Arnold Karskens: Terughalen Syriëgangers domste wat je kunt doen
Moet Nederland Syriëgangers terughalen? Nu Turkije donderdag een ‘jihadistengezin’ op het vliegtuig naar Duitsland zette, laait die discussie weer op. „Je neemt een moordenaar toch ook niet in huis?”
In Syrië zaaiden ze mogelijk dood en verderf. Bekwaamden ze zich in het plegen van aanslagen. Hielden ze met financiële hulp een islamitische terreurclub in de benen. Enkele honderden Nederlanders sloten zich afgelopen jaren aan bij Islamitische Staat (IS). Hun spel is uit.
Nu de nietsontziende terreurgroep een zware slag is toegebracht en het IS-kalifaat afbrokkelde, zitten de Nederlandse Syriëgangers daar in de regio veelal achter de tralies. Bijvoorbeeld in Turkije. Dat land wil jihadisten terugsturen naar hun thuisland. Zo werden donderdag zeven vermeende soennitische extremisten van Iraakse komaf op het vliegtuig naar Duitsland gezet.
In Nederland zijn de autoriteiten verdeeld over de de vraag hoe wijs het is jihadisten terug te halen. Hamvraag is: zullen gehersenspoelde moslimextremisten hier hun terreur voortzetten en bijvoorbeeld een trein opblazen?
Het kabinet wil IS-strijders buiten de deur houden en in bijvoorbeeld Irak en Syrië laten berechten. Daarentegen wil het Nederlandse openbaar ministerie vermeende Syriëgangers van Hollandse bodem hier voor de rechter dagen. Het OM deed dit jaar tot dusver 29 verzoeken tot repatriëring van vermeende jihadisten, meldde NRC Handelsblad enkele weken geleden.
In de peiling
Het meest verstandig is dat Nederland Syriëgangers terughaalt, vindt terrorismedeskundige Bibi van Ginkel. „Het openbaar ministerie heeft dankzij inlichtingenwerk al die mensen in de peiling. Als die mannen en vrouwen in Nederland arriveren, zullen ze meteen worden gearresteerd. De strafdossiers liggen klaar.”
Houdt de regering de Nederlandse IS-strijders op afstand dan schiet ze zichzelf in haar voet, denkt Van Ginkel. „Het kabinet kan dit probleem niet laten doorsudderen. Nederlandse jihadisten en hun vaak jonge kinderen zitten nu vaak onder erbarmelijke omstandigheden vast in gevangenissen in bijvoorbeeld Syrië. Als we ze daar laten zitten, dan kunnen ze de komende jaren verder radicaliseren. Het IS-kalifaat mag op zijn rug liggen, de Nederlanders kunnen zich bij andere jihadistische groeperingen aansluiten. Ze verdwijnen dan mogelijk onder de radar. Bij terugkeer over bijvoorbeeld een paar jaar naar Nederland vormen die mensen een veel groter gevaar dan bij repatriëring nu.”

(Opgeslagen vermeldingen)

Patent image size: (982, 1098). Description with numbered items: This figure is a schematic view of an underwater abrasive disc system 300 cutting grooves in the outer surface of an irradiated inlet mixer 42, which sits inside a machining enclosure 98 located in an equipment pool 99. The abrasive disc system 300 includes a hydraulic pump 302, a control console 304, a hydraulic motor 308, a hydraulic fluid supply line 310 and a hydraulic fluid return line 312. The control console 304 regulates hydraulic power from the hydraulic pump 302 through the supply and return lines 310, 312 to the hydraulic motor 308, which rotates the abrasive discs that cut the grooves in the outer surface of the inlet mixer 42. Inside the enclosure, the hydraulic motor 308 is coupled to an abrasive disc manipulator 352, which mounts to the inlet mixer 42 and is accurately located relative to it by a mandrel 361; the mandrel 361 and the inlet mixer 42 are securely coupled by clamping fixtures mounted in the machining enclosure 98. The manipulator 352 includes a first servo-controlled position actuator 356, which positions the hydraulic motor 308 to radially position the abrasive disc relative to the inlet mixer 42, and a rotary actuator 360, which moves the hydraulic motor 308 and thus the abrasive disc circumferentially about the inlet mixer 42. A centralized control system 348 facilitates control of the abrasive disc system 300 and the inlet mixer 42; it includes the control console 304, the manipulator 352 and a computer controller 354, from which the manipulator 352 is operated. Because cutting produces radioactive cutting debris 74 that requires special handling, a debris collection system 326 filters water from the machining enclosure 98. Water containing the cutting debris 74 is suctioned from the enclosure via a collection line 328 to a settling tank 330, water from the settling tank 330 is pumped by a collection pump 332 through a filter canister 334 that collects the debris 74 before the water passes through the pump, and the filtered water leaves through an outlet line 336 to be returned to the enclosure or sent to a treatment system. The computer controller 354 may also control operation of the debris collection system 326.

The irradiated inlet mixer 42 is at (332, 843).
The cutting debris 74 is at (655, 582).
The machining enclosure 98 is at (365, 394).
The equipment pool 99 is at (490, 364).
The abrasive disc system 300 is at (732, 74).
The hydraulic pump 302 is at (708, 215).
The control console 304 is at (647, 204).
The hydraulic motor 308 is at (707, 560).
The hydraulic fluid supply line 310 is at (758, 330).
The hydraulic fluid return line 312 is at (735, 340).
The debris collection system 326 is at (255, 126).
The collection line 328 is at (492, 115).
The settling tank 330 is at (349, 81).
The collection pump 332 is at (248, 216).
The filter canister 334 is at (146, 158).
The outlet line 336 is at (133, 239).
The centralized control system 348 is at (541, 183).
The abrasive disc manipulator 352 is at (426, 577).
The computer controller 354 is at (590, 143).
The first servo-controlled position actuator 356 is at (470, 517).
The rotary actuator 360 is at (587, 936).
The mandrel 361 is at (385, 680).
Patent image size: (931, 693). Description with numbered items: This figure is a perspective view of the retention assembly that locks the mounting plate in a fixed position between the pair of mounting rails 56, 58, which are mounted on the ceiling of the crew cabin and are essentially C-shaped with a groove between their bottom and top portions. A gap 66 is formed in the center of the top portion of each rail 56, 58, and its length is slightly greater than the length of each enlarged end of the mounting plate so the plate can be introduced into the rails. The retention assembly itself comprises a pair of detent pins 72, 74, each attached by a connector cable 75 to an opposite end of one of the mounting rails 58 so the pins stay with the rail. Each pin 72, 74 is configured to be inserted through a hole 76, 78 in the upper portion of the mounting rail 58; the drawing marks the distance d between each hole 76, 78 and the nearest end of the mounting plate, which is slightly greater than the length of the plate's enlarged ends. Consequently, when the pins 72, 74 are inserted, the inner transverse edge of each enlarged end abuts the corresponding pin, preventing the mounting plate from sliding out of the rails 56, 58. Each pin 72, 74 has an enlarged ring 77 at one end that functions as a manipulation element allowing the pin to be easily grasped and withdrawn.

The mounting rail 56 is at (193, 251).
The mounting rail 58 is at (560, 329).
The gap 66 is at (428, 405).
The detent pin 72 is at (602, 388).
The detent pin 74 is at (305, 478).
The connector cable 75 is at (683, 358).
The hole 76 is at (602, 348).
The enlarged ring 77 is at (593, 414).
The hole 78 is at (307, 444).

Jouw opdrachten.
1: Neem uit de vermeldingen de regels letterlijk over, te beginnen bij de regel met "Patent image size: (931, 693)." en eindigend bij de regel met "The connector cable 75 is at (683, 358).".
2: Zet de tekst over Syriëgangers voort vanaf het punt waar die stopt.
De tekst over Syriëgangers en de vermeldingen zijn los van elkaar staand materiaal.

Antwoorden.
1:
Patent image size: (931, 693). Description with numbered items: This figure is a perspective view of the retention assembly that locks the mounting plate in a fixed position between the pair of mounting rails 56, 58, which are mounted on the ceiling of the crew cabin and are essentially C-shaped with a groove between their bottom and top portions. A gap 66 is formed in the center of the top portion of each rail 56, 58, and its length is slightly greater than the length of each enlarged end of the mounting plate so the plate can be introduced into the rails. The retention assembly itself comprises a pair of detent pins 72, 74, each attached by a connector cable 75 to an opposite end of one of the mounting rails 58 so the pins stay with the rail. Each pin 72, 74 is configured to be inserted through a hole 76, 78 in the upper portion of the mounting rail 58; the drawing marks the distance d between each hole 76, 78 and the nearest end of the mounting plate, which is slightly greater than the length of the plate's enlarged ends. Consequently, when the pins 72, 74 are inserted, the inner transverse edge of each enlarged end abuts the corresponding pin, preventing the mounting plate from sliding out of the rails 56, 58. Each pin 72, 74 has an enlarged ring 77 at one end that functions as a manipulation element allowing the pin to be easily grasped and withdrawn.

The mounting rail 56 is at (193, 251).
The mounting rail 58 is at (560, 329).
The gap 66 is at (428, 405).
The detent pin 72 is at (602, 388).
The detent pin 74 is at (305, 478).
The connector cable 75 is at (683, 358).

2:
Essentieel is dat veiligheidsdiensten terugkerende jihadisten in de gaten houden. Ook na een eventuele celstraf, betoogt Van Ginkel. „De autoriteiten kunnen bestuurlijke maatregelen nemen tegen IS-sympathisanten. Denk aan een verbod om een extremistische imam of moskee te bezoeken.”
Zorgvuldig
Daarnaast dienen terugkerende Syriëgangers zogeheten deradicaliseringsprogramma’s te volgen, stelt de terrorismedeskundige. „Van belang is om die programma’s op maat te maken. Waarbij niet alleen oog is voor iemands extremistische ideeën, maar voor veel meer factoren. Mensen kunnen ooit naar Syrië zijn vertrokken, omdat ze zich als orthodoxe moslim in Nederland niet meer thuis voelden. Een hulpverlener kan proberen een terugkeerder op zo’n punt tot andere inzichten te brengen.”
Terughalen van Syriëgangers naar Nederland is zeker niet zonder gevaar, erkent Van Ginkel. „Niemand kan in de hersenpan van een IS-strijder kijken. Hoe dan ook is een zorgvuldige screening van terugkeerders van belang. We kunnen 100 procent veiligheid niet garanderen. Het gevaar kan ook komen van IS-sympathisanten die nooit zijn uitgereisd, maar gewoon ergens in Nederland wonen.”
Van Ginkel veegt de vloer aan met het recent door CDA-Kamerlid Martijn van Helvert geopperde plan om de banden aan te halen met de Syrische leider Assad. Dat zou berechting van Nederlandse Syriëgangers en terugkeer van Syrische vluchtelingen vergemakkelijken. „Een volstrekt verwerpelijk plan. Assad is een vreselijke dictator die zijn eigen volk al jaren terroriseert. Ik hoef het bandje van de geschiedenis van de afgelopen vijf jaar toch niet terug te spoelen? We gaan toch niet in zee met de een van de grootste oorlogsmisdadigers van de laatste decennia?”
Ook in de recente suggestie van VVD-Kamerlid Dilan Yeşilgöz dat Nederlandse jihadisten die in Irak berecht worden eventueel de doodstraf moeten krijgen, ziet Van Ginkel, zelf lid van D66, niets. „Doodstraf is in strijd met elementaire beginselen van medemenselijkheid. Nederland schaarde zich achter diverse internationele verdragen die de doodstraf duidelijk afwijzen.”
Kast
Lijnrecht tegenover Van Ginkel staat oorlogsverslaggever Arnold Karskens (65), die onder meer werkte in oorlogsgebieden in Irak en Afghanistan. Hij is faliekant tegen het terughalen van Syriëgangers. „Dat is het domste wat je kunt doen. Je haalt toch ook geen moordenaar in je eigen huis? Je kunt hem daar wel in een kast opsluiten, maar op een gegeven moment kan hij daar uit ontsnappen.”
Een handvol jihadisten kan in Nederland al voor grote ellende zorgen, waarschuwt Karskens. „Deradicaliseringsprogramma’s kunnen soms best jihadisten tot inkeer brengen, maar er zijn maar een paar extremisten nodig om bijvoorbeeld een terreuraanslag op een school of in een trein te plegen. Op de terreurafdeling van de gevangenis in Vught zitten diverse mensen die echt niet deradicaliseren.”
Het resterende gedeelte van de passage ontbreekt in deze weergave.